**Work to do:**
How many lines in the listing below include the word "Scores"? Answer with the number and nothing else.

**Records to process:**
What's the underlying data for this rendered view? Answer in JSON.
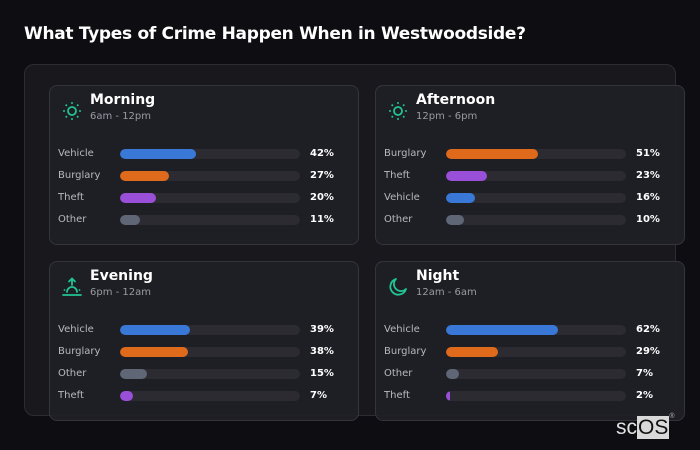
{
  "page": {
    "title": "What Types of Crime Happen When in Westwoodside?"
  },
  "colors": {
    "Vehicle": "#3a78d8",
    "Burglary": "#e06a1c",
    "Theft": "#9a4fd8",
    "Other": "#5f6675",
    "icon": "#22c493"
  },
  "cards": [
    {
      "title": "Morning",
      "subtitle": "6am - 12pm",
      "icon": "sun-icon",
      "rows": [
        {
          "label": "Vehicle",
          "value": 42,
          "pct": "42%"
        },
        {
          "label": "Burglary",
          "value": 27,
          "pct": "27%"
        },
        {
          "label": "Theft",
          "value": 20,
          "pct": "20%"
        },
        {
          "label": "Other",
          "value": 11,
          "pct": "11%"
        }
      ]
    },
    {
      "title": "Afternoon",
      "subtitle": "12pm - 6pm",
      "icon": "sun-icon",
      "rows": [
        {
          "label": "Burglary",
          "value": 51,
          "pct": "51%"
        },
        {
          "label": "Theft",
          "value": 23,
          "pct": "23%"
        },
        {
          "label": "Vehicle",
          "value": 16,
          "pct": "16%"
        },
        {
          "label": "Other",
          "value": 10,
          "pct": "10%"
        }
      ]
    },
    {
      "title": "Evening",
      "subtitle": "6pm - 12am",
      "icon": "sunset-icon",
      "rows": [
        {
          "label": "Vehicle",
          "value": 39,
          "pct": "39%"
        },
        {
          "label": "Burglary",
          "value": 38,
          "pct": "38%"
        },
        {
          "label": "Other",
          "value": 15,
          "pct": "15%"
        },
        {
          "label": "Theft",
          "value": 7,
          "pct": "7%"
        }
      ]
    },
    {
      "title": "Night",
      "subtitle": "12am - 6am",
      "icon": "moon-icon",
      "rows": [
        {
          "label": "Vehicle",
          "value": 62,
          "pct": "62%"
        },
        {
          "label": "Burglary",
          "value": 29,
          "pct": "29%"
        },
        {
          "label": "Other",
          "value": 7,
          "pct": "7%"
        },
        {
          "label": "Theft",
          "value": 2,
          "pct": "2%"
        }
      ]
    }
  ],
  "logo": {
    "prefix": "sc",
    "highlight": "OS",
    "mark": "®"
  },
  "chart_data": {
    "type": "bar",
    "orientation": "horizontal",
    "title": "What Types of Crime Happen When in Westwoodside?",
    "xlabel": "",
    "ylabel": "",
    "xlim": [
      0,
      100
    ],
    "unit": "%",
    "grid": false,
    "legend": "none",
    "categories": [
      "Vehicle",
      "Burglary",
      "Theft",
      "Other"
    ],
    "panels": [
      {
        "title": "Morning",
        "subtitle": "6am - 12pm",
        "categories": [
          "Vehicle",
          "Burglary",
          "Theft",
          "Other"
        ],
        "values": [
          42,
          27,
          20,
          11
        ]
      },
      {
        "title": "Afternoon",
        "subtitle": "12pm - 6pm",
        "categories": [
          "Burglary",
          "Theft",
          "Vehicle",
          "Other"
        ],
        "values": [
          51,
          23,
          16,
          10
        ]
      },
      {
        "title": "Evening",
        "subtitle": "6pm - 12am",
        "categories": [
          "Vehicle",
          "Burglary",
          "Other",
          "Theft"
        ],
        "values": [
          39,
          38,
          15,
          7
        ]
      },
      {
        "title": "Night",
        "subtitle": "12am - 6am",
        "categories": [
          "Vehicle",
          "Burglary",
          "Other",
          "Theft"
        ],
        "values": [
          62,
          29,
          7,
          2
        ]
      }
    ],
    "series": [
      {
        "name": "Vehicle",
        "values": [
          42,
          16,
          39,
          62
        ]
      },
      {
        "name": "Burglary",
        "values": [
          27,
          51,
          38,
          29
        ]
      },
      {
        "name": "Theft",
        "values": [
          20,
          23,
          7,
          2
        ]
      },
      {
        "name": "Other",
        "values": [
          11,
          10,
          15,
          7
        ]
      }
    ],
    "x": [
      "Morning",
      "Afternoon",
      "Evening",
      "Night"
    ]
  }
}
==
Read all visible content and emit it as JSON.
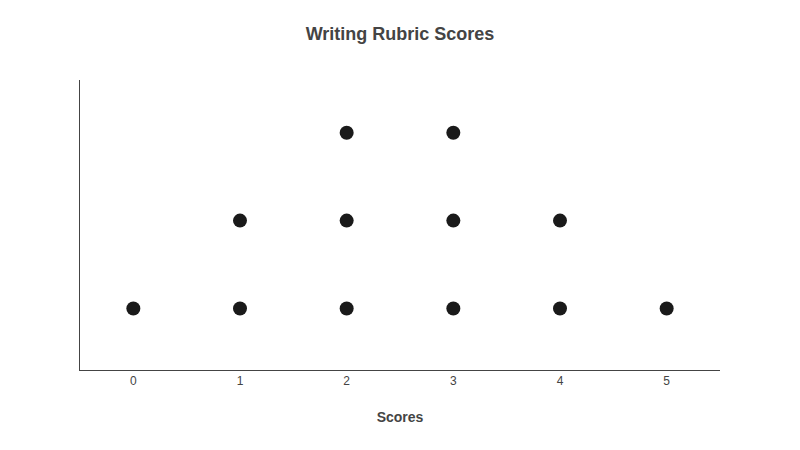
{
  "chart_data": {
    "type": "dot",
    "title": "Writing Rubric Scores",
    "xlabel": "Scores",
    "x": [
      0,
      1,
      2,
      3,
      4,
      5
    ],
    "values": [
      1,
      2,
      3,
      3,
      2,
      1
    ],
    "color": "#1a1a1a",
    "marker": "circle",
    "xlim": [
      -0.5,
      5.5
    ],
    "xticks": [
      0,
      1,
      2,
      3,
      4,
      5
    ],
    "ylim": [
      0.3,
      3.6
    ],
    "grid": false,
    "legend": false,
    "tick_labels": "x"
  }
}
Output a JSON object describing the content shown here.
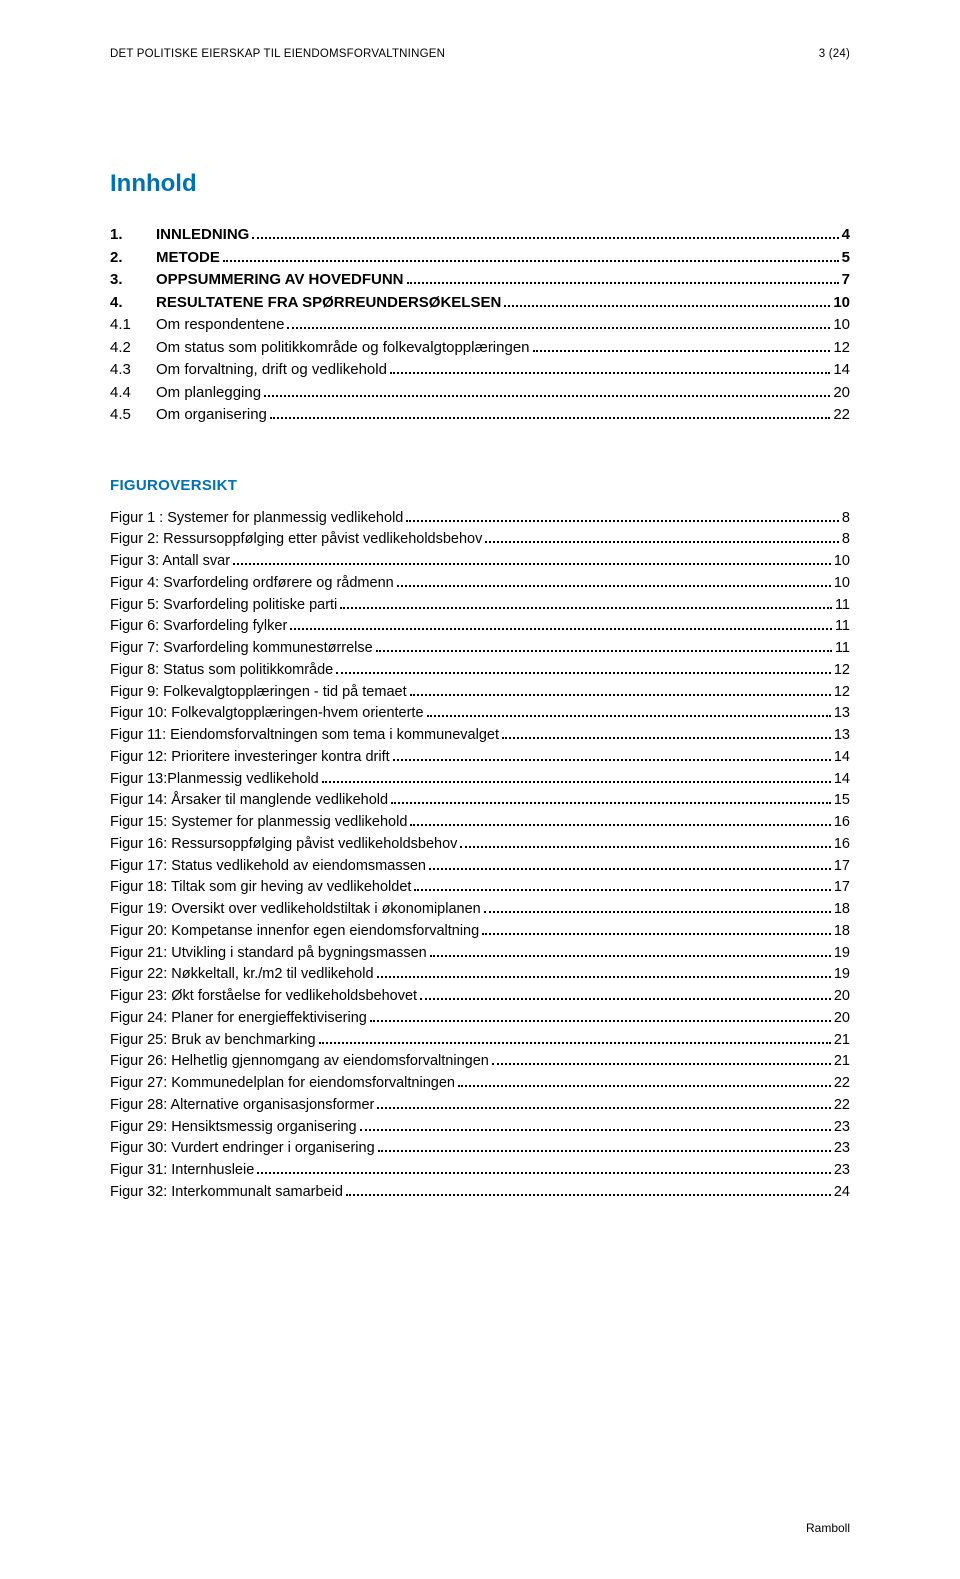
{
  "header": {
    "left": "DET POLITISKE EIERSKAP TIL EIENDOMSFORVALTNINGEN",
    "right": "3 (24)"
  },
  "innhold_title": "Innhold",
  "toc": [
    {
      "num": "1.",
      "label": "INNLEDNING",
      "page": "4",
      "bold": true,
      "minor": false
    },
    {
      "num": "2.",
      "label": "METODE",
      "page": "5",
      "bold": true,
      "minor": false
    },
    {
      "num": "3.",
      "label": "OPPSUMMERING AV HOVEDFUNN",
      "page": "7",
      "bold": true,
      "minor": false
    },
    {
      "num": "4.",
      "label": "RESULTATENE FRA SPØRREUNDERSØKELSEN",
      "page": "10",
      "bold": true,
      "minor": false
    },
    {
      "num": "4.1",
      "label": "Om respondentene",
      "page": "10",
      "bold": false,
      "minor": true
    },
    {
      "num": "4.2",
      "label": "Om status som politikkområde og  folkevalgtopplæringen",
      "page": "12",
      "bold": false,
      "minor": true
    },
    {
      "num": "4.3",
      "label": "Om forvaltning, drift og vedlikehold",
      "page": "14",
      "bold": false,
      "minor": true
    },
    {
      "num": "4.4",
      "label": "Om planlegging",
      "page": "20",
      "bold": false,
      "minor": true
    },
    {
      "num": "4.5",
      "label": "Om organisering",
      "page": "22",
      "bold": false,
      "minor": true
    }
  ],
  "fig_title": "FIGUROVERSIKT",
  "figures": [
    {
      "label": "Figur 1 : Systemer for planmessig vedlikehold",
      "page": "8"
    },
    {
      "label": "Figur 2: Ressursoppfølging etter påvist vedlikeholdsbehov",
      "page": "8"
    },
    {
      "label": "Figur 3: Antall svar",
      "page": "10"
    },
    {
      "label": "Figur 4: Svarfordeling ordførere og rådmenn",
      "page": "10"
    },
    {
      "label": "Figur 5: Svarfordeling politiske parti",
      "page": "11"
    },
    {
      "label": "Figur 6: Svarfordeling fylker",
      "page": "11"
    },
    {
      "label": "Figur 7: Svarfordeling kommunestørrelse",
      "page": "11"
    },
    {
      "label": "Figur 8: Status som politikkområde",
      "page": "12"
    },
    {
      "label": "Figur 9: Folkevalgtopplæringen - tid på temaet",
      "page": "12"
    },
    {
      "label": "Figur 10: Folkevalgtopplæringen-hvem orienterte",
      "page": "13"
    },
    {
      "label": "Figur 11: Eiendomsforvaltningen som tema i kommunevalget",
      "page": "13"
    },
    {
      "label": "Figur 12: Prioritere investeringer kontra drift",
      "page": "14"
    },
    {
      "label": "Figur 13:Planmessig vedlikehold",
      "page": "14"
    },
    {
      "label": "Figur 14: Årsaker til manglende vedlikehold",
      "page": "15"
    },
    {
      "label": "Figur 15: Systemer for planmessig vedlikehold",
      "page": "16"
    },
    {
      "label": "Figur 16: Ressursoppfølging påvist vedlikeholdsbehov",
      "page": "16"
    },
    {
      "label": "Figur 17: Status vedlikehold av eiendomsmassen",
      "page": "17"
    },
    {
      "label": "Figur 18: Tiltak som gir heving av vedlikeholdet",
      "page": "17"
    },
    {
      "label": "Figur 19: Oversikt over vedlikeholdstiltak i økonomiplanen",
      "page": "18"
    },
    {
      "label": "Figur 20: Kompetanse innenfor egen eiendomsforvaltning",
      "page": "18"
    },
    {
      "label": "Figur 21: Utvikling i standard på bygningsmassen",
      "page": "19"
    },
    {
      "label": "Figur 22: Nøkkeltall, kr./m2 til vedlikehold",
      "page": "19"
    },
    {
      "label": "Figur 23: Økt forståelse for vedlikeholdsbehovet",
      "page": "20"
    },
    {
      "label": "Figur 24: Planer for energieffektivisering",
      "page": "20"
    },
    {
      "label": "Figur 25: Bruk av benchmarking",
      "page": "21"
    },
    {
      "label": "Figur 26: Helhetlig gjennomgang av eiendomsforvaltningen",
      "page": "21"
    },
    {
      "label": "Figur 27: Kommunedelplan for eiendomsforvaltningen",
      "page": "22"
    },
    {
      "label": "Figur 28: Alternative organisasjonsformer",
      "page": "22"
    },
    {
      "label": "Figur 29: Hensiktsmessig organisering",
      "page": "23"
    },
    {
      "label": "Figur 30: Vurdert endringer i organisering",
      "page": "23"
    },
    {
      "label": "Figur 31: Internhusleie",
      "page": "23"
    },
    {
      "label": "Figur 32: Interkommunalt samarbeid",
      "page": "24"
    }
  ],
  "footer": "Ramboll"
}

**Output for this task:**
2